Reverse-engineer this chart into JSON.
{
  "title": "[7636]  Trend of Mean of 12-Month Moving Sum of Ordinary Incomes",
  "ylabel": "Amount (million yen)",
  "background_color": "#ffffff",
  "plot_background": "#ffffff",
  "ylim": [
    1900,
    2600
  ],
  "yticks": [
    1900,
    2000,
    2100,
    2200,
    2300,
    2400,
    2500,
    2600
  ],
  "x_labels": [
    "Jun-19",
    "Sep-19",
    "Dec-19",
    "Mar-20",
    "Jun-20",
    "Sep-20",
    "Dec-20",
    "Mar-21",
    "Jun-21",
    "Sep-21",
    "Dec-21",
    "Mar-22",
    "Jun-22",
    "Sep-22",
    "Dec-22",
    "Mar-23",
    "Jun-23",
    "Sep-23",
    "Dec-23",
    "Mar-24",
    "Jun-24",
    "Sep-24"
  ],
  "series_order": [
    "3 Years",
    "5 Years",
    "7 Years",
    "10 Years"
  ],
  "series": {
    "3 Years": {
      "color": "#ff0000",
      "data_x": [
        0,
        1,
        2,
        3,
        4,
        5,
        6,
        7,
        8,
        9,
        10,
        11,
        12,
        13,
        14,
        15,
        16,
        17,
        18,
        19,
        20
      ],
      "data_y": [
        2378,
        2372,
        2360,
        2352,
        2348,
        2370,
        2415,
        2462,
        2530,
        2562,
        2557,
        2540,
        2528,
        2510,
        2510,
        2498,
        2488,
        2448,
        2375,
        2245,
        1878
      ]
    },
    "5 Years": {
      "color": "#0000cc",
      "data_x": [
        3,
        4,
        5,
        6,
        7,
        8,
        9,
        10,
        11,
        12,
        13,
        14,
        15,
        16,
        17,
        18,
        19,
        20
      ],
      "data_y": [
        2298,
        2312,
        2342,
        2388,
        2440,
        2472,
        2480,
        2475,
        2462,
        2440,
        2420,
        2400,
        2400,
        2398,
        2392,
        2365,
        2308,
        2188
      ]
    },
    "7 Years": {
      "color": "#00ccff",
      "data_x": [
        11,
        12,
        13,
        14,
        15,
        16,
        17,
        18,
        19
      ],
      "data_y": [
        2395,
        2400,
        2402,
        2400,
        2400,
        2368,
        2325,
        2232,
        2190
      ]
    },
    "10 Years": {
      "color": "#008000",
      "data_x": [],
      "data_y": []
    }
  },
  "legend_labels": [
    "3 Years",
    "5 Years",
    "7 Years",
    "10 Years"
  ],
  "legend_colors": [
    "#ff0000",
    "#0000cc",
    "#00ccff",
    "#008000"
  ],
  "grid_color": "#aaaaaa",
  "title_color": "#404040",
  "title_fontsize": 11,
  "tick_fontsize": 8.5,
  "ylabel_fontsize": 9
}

:::

## Stated problem
Write out every entry above, word for word.

## Full response
Reverse-engineer this chart into JSON.
{
  "title": "[7636]  Trend of Mean of 12-Month Moving Sum of Ordinary Incomes",
  "ylabel": "Amount (million yen)",
  "background_color": "#ffffff",
  "plot_background": "#ffffff",
  "ylim": [
    1900,
    2600
  ],
  "yticks": [
    1900,
    2000,
    2100,
    2200,
    2300,
    2400,
    2500,
    2600
  ],
  "x_labels": [
    "Jun-19",
    "Sep-19",
    "Dec-19",
    "Mar-20",
    "Jun-20",
    "Sep-20",
    "Dec-20",
    "Mar-21",
    "Jun-21",
    "Sep-21",
    "Dec-21",
    "Mar-22",
    "Jun-22",
    "Sep-22",
    "Dec-22",
    "Mar-23",
    "Jun-23",
    "Sep-23",
    "Dec-23",
    "Mar-24",
    "Jun-24",
    "Sep-24"
  ],
  "series_order": [
    "3 Years",
    "5 Years",
    "7 Years",
    "10 Years"
  ],
  "series": {
    "3 Years": {
      "color": "#ff0000",
      "data_x": [
        0,
        1,
        2,
        3,
        4,
        5,
        6,
        7,
        8,
        9,
        10,
        11,
        12,
        13,
        14,
        15,
        16,
        17,
        18,
        19,
        20
      ],
      "data_y": [
        2378,
        2372,
        2360,
        2352,
        2348,
        2370,
        2415,
        2462,
        2530,
        2562,
        2557,
        2540,
        2528,
        2510,
        2510,
        2498,
        2488,
        2448,
        2375,
        2245,
        1878
      ]
    },
    "5 Years": {
      "color": "#0000cc",
      "data_x": [
        3,
        4,
        5,
        6,
        7,
        8,
        9,
        10,
        11,
        12,
        13,
        14,
        15,
        16,
        17,
        18,
        19,
        20
      ],
      "data_y": [
        2298,
        2312,
        2342,
        2388,
        2440,
        2472,
        2480,
        2475,
        2462,
        2440,
        2420,
        2400,
        2400,
        2398,
        2392,
        2365,
        2308,
        2188
      ]
    },
    "7 Years": {
      "color": "#00ccff",
      "data_x": [
        11,
        12,
        13,
        14,
        15,
        16,
        17,
        18,
        19
      ],
      "data_y": [
        2395,
        2400,
        2402,
        2400,
        2400,
        2368,
        2325,
        2232,
        2190
      ]
    },
    "10 Years": {
      "color": "#008000",
      "data_x": [],
      "data_y": []
    }
  },
  "legend_labels": [
    "3 Years",
    "5 Years",
    "7 Years",
    "10 Years"
  ],
  "legend_colors": [
    "#ff0000",
    "#0000cc",
    "#00ccff",
    "#008000"
  ],
  "grid_color": "#aaaaaa",
  "title_color": "#404040",
  "title_fontsize": 11,
  "tick_fontsize": 8.5,
  "ylabel_fontsize": 9
}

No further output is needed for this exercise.